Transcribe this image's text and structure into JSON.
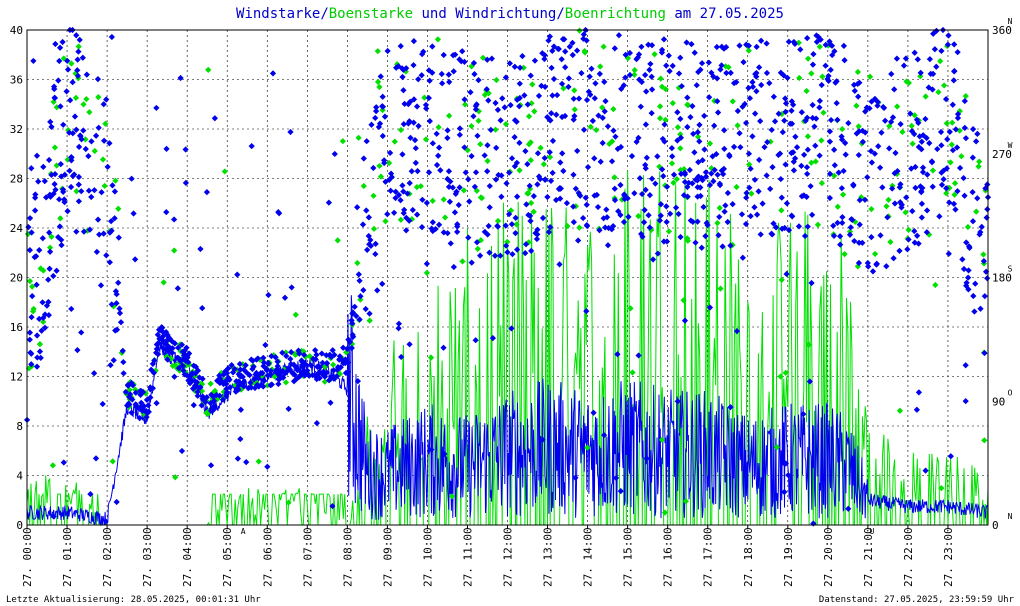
{
  "title": {
    "part1": "Windstarke",
    "sep1": "/",
    "part2": "Boenstarke",
    "mid": " und ",
    "part3": "Windrichtung",
    "sep2": "/",
    "part4": "Boenrichtung",
    "tail": " am 27.05.2025"
  },
  "colors": {
    "blue": "#0000ee",
    "green": "#00e000",
    "title_blue": "#0000cc",
    "title_green": "#00cc00",
    "marker_red": "#cc0000",
    "grid": "#000000"
  },
  "chart_data": {
    "type": "line",
    "left_axis": {
      "ylim": [
        0,
        40
      ],
      "ticks": [
        "0",
        "4",
        "8",
        "12",
        "16",
        "20",
        "24",
        "28",
        "32",
        "36",
        "40"
      ]
    },
    "right_axis": {
      "ylim": [
        0,
        360
      ],
      "ticks": [
        {
          "value": 0,
          "label": "0",
          "dir": "N"
        },
        {
          "value": 90,
          "label": "90",
          "dir": "O"
        },
        {
          "value": 180,
          "label": "180",
          "dir": "S"
        },
        {
          "value": 270,
          "label": "270",
          "dir": "W"
        },
        {
          "value": 360,
          "label": "360",
          "dir": "N"
        }
      ]
    },
    "x_ticks": [
      "27. 00:00",
      "27. 01:00",
      "27. 02:00",
      "27. 03:00",
      "27. 04:00",
      "27. 05:00",
      "27. 06:00",
      "27. 07:00",
      "27. 08:00",
      "27. 09:00",
      "27. 10:00",
      "27. 11:00",
      "27. 12:00",
      "27. 13:00",
      "27. 14:00",
      "27. 15:00",
      "27. 16:00",
      "27. 17:00",
      "27. 18:00",
      "27. 19:00",
      "27. 20:00",
      "27. 21:00",
      "27. 22:00",
      "27. 23:00"
    ],
    "x_markers": [
      {
        "hour": 5.4,
        "label": "A"
      },
      {
        "hour": 21.1,
        "label": "U"
      }
    ],
    "series": [
      {
        "name": "Windstarke",
        "color": "#0000ee",
        "kind": "line",
        "axis": "left",
        "profile_hours": [
          0,
          1,
          2,
          2.5,
          3,
          3.3,
          3.6,
          4,
          4.5,
          5,
          5.5,
          6,
          6.5,
          7,
          7.5,
          8,
          8.5,
          9,
          10,
          11,
          12,
          13,
          14,
          15,
          16,
          17,
          18,
          19,
          20,
          20.5,
          21,
          22,
          23,
          24
        ],
        "profile_values": [
          1,
          1,
          0.5,
          9.5,
          8.5,
          14.5,
          13.5,
          13,
          9,
          10.5,
          11.5,
          12,
          12.5,
          13,
          12.5,
          11,
          4,
          4,
          5,
          4.5,
          5.5,
          6,
          5.5,
          6,
          5.5,
          5.5,
          4.5,
          5,
          5,
          4.5,
          2,
          1.5,
          1.5,
          1
        ]
      },
      {
        "name": "Boenstarke",
        "color": "#00e000",
        "kind": "line",
        "axis": "left",
        "profile_hours": [
          0,
          1,
          2,
          2.5,
          3,
          3.3,
          3.6,
          4,
          4.5,
          5,
          5.5,
          6,
          6.5,
          7,
          7.5,
          8,
          8.5,
          9,
          10,
          11,
          12,
          13,
          14,
          15,
          16,
          17,
          18,
          19,
          20,
          20.5,
          21,
          22,
          23,
          24
        ],
        "profile_values": [
          2.5,
          3,
          0,
          0,
          0,
          0,
          0,
          0,
          0,
          2,
          2,
          2,
          2,
          2,
          2,
          0,
          6,
          10,
          13,
          16,
          18,
          18,
          17,
          20,
          21,
          19,
          16,
          17,
          18,
          16,
          6,
          4,
          4,
          3
        ]
      },
      {
        "name": "Windrichtung",
        "color": "#0000ee",
        "kind": "scatter",
        "axis": "right",
        "profile_hours": [
          0,
          1,
          2,
          2.5,
          3,
          3.3,
          3.6,
          4,
          4.5,
          5,
          5.5,
          6,
          6.5,
          7,
          7.5,
          8,
          8.5,
          9,
          10,
          11,
          12,
          13,
          14,
          15,
          16,
          17,
          18,
          19,
          20,
          20.5,
          21,
          22,
          23,
          24
        ],
        "profile_values": [
          140,
          300,
          240,
          95,
          85,
          135,
          125,
          118,
          90,
          105,
          110,
          112,
          115,
          117,
          115,
          120,
          210,
          280,
          290,
          270,
          265,
          280,
          290,
          285,
          280,
          275,
          280,
          285,
          280,
          260,
          250,
          270,
          300,
          180
        ]
      },
      {
        "name": "Boenrichtung",
        "color": "#00e000",
        "kind": "scatter",
        "axis": "right",
        "profile_hours": [
          0,
          1,
          2,
          2.5,
          3,
          3.3,
          3.6,
          4,
          4.5,
          5,
          5.5,
          6,
          6.5,
          7,
          7.5,
          8,
          8.5,
          9,
          10,
          11,
          12,
          13,
          14,
          15,
          16,
          17,
          18,
          19,
          20,
          20.5,
          21,
          22,
          23,
          24
        ],
        "profile_values": [
          140,
          300,
          240,
          95,
          85,
          135,
          125,
          118,
          90,
          105,
          110,
          112,
          115,
          117,
          115,
          120,
          210,
          280,
          290,
          270,
          265,
          280,
          290,
          285,
          280,
          275,
          280,
          285,
          280,
          260,
          250,
          270,
          300,
          180
        ]
      }
    ]
  },
  "footer": {
    "left": "Letzte Aktualisierung: 28.05.2025, 00:01:31 Uhr",
    "right": "Datenstand: 27.05.2025, 23:59:59 Uhr"
  }
}
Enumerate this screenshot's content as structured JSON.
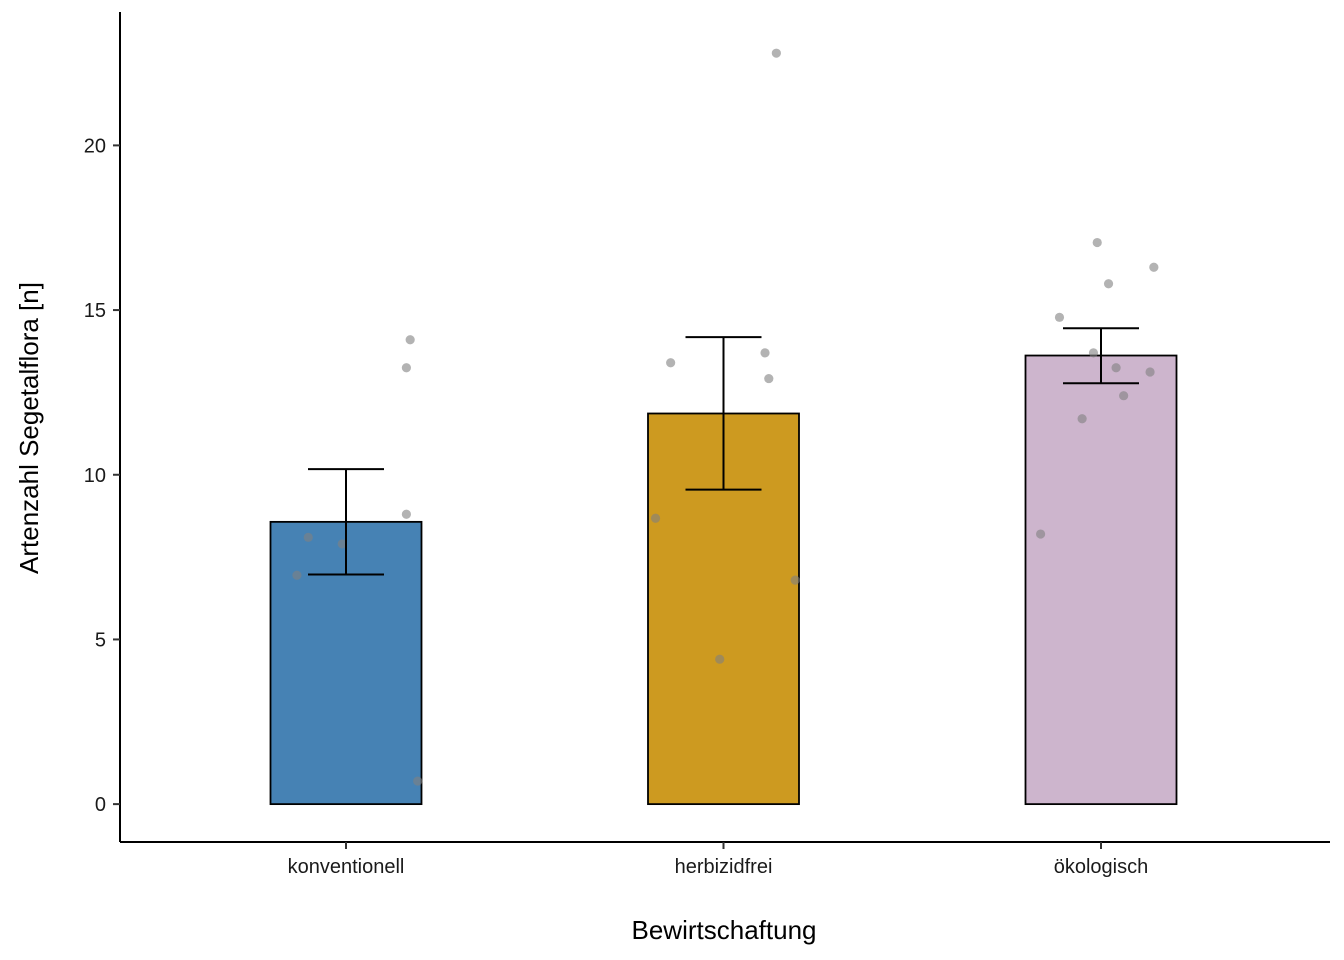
{
  "chart_data": {
    "type": "bar",
    "xlabel": "Bewirtschaftung",
    "ylabel": "Artenzahl Segetalflora [n]",
    "categories": [
      "konventionell",
      "herbizidfrei",
      "ökologisch"
    ],
    "values": [
      8.57,
      11.86,
      13.62
    ],
    "error_bars": [
      {
        "low": 6.97,
        "high": 10.17
      },
      {
        "low": 9.55,
        "high": 14.18
      },
      {
        "low": 12.78,
        "high": 14.45
      }
    ],
    "colors": [
      "#4682b4",
      "#cd9a20",
      "#cdb5cd"
    ],
    "points": [
      [
        {
          "offset": -0.13,
          "y": 6.95
        },
        {
          "offset": -0.1,
          "y": 8.1
        },
        {
          "offset": -0.01,
          "y": 7.9
        },
        {
          "offset": 0.16,
          "y": 13.25
        },
        {
          "offset": 0.17,
          "y": 14.1
        },
        {
          "offset": 0.16,
          "y": 8.8
        },
        {
          "offset": 0.19,
          "y": 0.7
        }
      ],
      [
        {
          "offset": -0.18,
          "y": 8.68
        },
        {
          "offset": -0.14,
          "y": 13.4
        },
        {
          "offset": -0.01,
          "y": 4.4
        },
        {
          "offset": 0.11,
          "y": 13.7
        },
        {
          "offset": 0.12,
          "y": 12.92
        },
        {
          "offset": 0.14,
          "y": 22.8
        },
        {
          "offset": 0.19,
          "y": 6.8
        }
      ],
      [
        {
          "offset": -0.16,
          "y": 8.2
        },
        {
          "offset": -0.11,
          "y": 14.78
        },
        {
          "offset": -0.05,
          "y": 11.7
        },
        {
          "offset": -0.02,
          "y": 13.7
        },
        {
          "offset": -0.01,
          "y": 17.05
        },
        {
          "offset": 0.02,
          "y": 15.8
        },
        {
          "offset": 0.04,
          "y": 13.25
        },
        {
          "offset": 0.06,
          "y": 12.4
        },
        {
          "offset": 0.13,
          "y": 13.12
        },
        {
          "offset": 0.14,
          "y": 16.3
        }
      ]
    ],
    "point_color": "#808080",
    "ylim": [
      -1.15,
      24.05
    ],
    "yticks": [
      0,
      5,
      10,
      15,
      20
    ],
    "grid": false,
    "legend": "none"
  }
}
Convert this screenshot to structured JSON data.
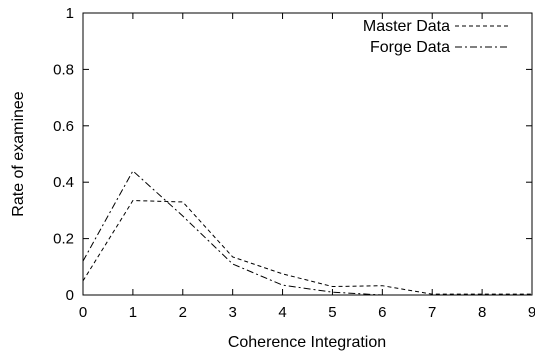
{
  "chart_data": {
    "type": "line",
    "xlabel": "Coherence Integration",
    "ylabel": "Rate of examinee",
    "x": [
      0,
      1,
      2,
      3,
      4,
      5,
      6,
      7,
      8,
      9
    ],
    "xticks": [
      "0",
      "1",
      "2",
      "3",
      "4",
      "5",
      "6",
      "7",
      "8",
      "9"
    ],
    "yticks": [
      "0",
      "0.2",
      "0.4",
      "0.6",
      "0.8",
      "1"
    ],
    "xlim": [
      0,
      9
    ],
    "ylim": [
      0,
      1
    ],
    "grid": false,
    "legend_position": "top-right",
    "series": [
      {
        "name": "Master Data",
        "dash": "dashed",
        "values": [
          0.05,
          0.335,
          0.33,
          0.135,
          0.075,
          0.03,
          0.033,
          0.003,
          0.003,
          0.003
        ]
      },
      {
        "name": "Forge Data",
        "dash": "dash-dot",
        "values": [
          0.12,
          0.44,
          0.28,
          0.11,
          0.035,
          0.01,
          0.0,
          0.0,
          0.0,
          0.0
        ]
      }
    ]
  }
}
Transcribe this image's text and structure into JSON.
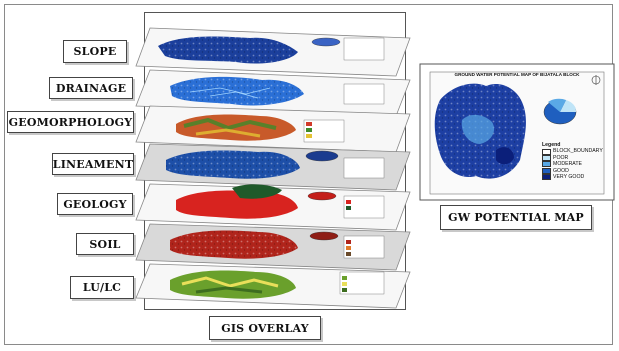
{
  "layers": [
    {
      "label": "SLOPE"
    },
    {
      "label": "DRAINAGE"
    },
    {
      "label": "GEOMORPHOLOGY"
    },
    {
      "label": "LINEAMENT"
    },
    {
      "label": "GEOLOGY"
    },
    {
      "label": "SOIL"
    },
    {
      "label": "LU/LC"
    }
  ],
  "gis_overlay_label": "GIS OVERLAY",
  "gw_potential_label": "GW POTENTIAL MAP",
  "gw_map": {
    "title": "GROUND WATER POTENTIAL MAP OF BIJATALA BLOCK",
    "legend_title": "Legend",
    "legend_items": [
      {
        "label": "BLOCK_BOUNDARY",
        "color": "#ffffff"
      },
      {
        "label": "POOR",
        "color": "#bfe4f7"
      },
      {
        "label": "MODERATE",
        "color": "#5aa9e6"
      },
      {
        "label": "GOOD",
        "color": "#1f5fbf"
      },
      {
        "label": "VERY GOOD",
        "color": "#0b1f7a"
      }
    ]
  },
  "colors": {
    "slope": "#1b3f9c",
    "drainage": "#2a6fd6",
    "geomorphology": "#c85a2a",
    "lineament": "#1d4fa8",
    "geology": "#d8231f",
    "soil": "#b0241b",
    "lulc": "#6aa02c",
    "gw": "#1d3fa3"
  }
}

What the task asks:
Look through the records and gather each line with the word "ylabel".

Full response:
    "ylabel": "Artenzahl Segetalflora [n]",
    "ylabel": "Rate of examinee",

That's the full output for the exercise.